- Work to complete -
Print every line of the listing exactly, please.

Items from a figure collection
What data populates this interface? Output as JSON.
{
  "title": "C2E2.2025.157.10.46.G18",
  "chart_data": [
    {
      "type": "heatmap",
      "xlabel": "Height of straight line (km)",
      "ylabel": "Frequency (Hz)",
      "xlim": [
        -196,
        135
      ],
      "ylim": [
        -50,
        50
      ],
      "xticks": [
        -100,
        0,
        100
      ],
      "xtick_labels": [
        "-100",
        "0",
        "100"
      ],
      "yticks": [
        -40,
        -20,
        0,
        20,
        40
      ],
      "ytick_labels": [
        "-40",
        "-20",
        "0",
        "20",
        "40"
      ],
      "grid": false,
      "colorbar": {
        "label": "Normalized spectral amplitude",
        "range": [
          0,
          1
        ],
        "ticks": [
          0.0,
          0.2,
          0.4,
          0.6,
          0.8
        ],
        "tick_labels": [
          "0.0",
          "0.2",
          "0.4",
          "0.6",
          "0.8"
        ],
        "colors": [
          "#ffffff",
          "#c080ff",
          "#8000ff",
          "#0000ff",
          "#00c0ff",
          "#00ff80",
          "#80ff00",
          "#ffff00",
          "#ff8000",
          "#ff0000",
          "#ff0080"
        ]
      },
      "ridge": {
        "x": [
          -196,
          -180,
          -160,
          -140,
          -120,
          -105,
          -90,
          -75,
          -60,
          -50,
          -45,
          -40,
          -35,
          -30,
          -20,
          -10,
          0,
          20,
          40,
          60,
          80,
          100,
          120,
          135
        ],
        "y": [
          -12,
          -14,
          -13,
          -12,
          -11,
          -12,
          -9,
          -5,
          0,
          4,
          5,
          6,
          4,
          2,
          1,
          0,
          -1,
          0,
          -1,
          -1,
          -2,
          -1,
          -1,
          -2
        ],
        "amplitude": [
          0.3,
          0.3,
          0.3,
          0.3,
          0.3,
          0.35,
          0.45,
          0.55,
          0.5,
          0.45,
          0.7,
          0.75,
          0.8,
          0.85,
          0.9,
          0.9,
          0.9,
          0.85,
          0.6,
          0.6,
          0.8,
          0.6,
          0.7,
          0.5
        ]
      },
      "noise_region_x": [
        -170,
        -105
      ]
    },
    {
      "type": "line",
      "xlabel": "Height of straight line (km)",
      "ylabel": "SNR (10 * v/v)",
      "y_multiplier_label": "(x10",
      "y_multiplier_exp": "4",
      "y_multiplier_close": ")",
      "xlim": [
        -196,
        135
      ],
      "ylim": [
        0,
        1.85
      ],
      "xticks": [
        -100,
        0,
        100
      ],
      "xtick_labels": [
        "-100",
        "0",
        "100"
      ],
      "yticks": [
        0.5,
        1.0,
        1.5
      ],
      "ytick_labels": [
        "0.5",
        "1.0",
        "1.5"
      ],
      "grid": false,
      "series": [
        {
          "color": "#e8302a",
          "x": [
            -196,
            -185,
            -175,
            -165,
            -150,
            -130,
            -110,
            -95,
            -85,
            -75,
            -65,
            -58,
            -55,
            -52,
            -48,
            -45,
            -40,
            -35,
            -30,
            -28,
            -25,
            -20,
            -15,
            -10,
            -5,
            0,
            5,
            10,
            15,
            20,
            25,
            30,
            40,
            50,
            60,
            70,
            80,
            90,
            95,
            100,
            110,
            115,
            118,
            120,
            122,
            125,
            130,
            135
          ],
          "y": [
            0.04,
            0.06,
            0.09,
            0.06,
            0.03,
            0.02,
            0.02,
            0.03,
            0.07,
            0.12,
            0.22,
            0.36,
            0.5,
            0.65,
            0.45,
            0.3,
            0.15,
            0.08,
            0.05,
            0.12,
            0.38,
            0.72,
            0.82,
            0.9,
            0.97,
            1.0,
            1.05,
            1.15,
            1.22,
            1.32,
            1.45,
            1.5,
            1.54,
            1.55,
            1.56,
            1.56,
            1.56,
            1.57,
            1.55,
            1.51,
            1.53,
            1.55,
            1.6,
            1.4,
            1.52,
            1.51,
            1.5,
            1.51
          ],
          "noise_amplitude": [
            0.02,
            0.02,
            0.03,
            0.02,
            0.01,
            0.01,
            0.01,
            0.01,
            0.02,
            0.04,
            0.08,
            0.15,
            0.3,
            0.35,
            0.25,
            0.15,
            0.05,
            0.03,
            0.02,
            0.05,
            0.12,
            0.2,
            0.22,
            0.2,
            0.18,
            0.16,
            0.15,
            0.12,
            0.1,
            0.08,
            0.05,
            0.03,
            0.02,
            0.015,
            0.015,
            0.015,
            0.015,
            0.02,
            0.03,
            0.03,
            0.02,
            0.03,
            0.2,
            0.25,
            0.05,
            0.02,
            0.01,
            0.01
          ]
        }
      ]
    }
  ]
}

- Answer to the task -
What data populates this interface? Output as JSON.
{
  "title": "C2E2.2025.157.10.46.G18",
  "chart_data": [
    {
      "type": "heatmap",
      "xlabel": "Height of straight line (km)",
      "ylabel": "Frequency (Hz)",
      "xlim": [
        -196,
        135
      ],
      "ylim": [
        -50,
        50
      ],
      "xticks": [
        -100,
        0,
        100
      ],
      "xtick_labels": [
        "-100",
        "0",
        "100"
      ],
      "yticks": [
        -40,
        -20,
        0,
        20,
        40
      ],
      "ytick_labels": [
        "-40",
        "-20",
        "0",
        "20",
        "40"
      ],
      "grid": false,
      "colorbar": {
        "label": "Normalized spectral amplitude",
        "range": [
          0,
          1
        ],
        "ticks": [
          0.0,
          0.2,
          0.4,
          0.6,
          0.8
        ],
        "tick_labels": [
          "0.0",
          "0.2",
          "0.4",
          "0.6",
          "0.8"
        ],
        "colors": [
          "#ffffff",
          "#c080ff",
          "#8000ff",
          "#0000ff",
          "#00c0ff",
          "#00ff80",
          "#80ff00",
          "#ffff00",
          "#ff8000",
          "#ff0000",
          "#ff0080"
        ]
      },
      "ridge": {
        "x": [
          -196,
          -180,
          -160,
          -140,
          -120,
          -105,
          -90,
          -75,
          -60,
          -50,
          -45,
          -40,
          -35,
          -30,
          -20,
          -10,
          0,
          20,
          40,
          60,
          80,
          100,
          120,
          135
        ],
        "y": [
          -12,
          -14,
          -13,
          -12,
          -11,
          -12,
          -9,
          -5,
          0,
          4,
          5,
          6,
          4,
          2,
          1,
          0,
          -1,
          0,
          -1,
          -1,
          -2,
          -1,
          -1,
          -2
        ],
        "amplitude": [
          0.3,
          0.3,
          0.3,
          0.3,
          0.3,
          0.35,
          0.45,
          0.55,
          0.5,
          0.45,
          0.7,
          0.75,
          0.8,
          0.85,
          0.9,
          0.9,
          0.9,
          0.85,
          0.6,
          0.6,
          0.8,
          0.6,
          0.7,
          0.5
        ]
      },
      "noise_region_x": [
        -170,
        -105
      ]
    },
    {
      "type": "line",
      "xlabel": "Height of straight line (km)",
      "ylabel": "SNR (10 * v/v)",
      "y_multiplier_label": "(x10",
      "y_multiplier_exp": "4",
      "y_multiplier_close": ")",
      "xlim": [
        -196,
        135
      ],
      "ylim": [
        0,
        1.85
      ],
      "xticks": [
        -100,
        0,
        100
      ],
      "xtick_labels": [
        "-100",
        "0",
        "100"
      ],
      "yticks": [
        0.5,
        1.0,
        1.5
      ],
      "ytick_labels": [
        "0.5",
        "1.0",
        "1.5"
      ],
      "grid": false,
      "series": [
        {
          "color": "#e8302a",
          "x": [
            -196,
            -185,
            -175,
            -165,
            -150,
            -130,
            -110,
            -95,
            -85,
            -75,
            -65,
            -58,
            -55,
            -52,
            -48,
            -45,
            -40,
            -35,
            -30,
            -28,
            -25,
            -20,
            -15,
            -10,
            -5,
            0,
            5,
            10,
            15,
            20,
            25,
            30,
            40,
            50,
            60,
            70,
            80,
            90,
            95,
            100,
            110,
            115,
            118,
            120,
            122,
            125,
            130,
            135
          ],
          "y": [
            0.04,
            0.06,
            0.09,
            0.06,
            0.03,
            0.02,
            0.02,
            0.03,
            0.07,
            0.12,
            0.22,
            0.36,
            0.5,
            0.65,
            0.45,
            0.3,
            0.15,
            0.08,
            0.05,
            0.12,
            0.38,
            0.72,
            0.82,
            0.9,
            0.97,
            1.0,
            1.05,
            1.15,
            1.22,
            1.32,
            1.45,
            1.5,
            1.54,
            1.55,
            1.56,
            1.56,
            1.56,
            1.57,
            1.55,
            1.51,
            1.53,
            1.55,
            1.6,
            1.4,
            1.52,
            1.51,
            1.5,
            1.51
          ],
          "noise_amplitude": [
            0.02,
            0.02,
            0.03,
            0.02,
            0.01,
            0.01,
            0.01,
            0.01,
            0.02,
            0.04,
            0.08,
            0.15,
            0.3,
            0.35,
            0.25,
            0.15,
            0.05,
            0.03,
            0.02,
            0.05,
            0.12,
            0.2,
            0.22,
            0.2,
            0.18,
            0.16,
            0.15,
            0.12,
            0.1,
            0.08,
            0.05,
            0.03,
            0.02,
            0.015,
            0.015,
            0.015,
            0.015,
            0.02,
            0.03,
            0.03,
            0.02,
            0.03,
            0.2,
            0.25,
            0.05,
            0.02,
            0.01,
            0.01
          ]
        }
      ]
    }
  ]
}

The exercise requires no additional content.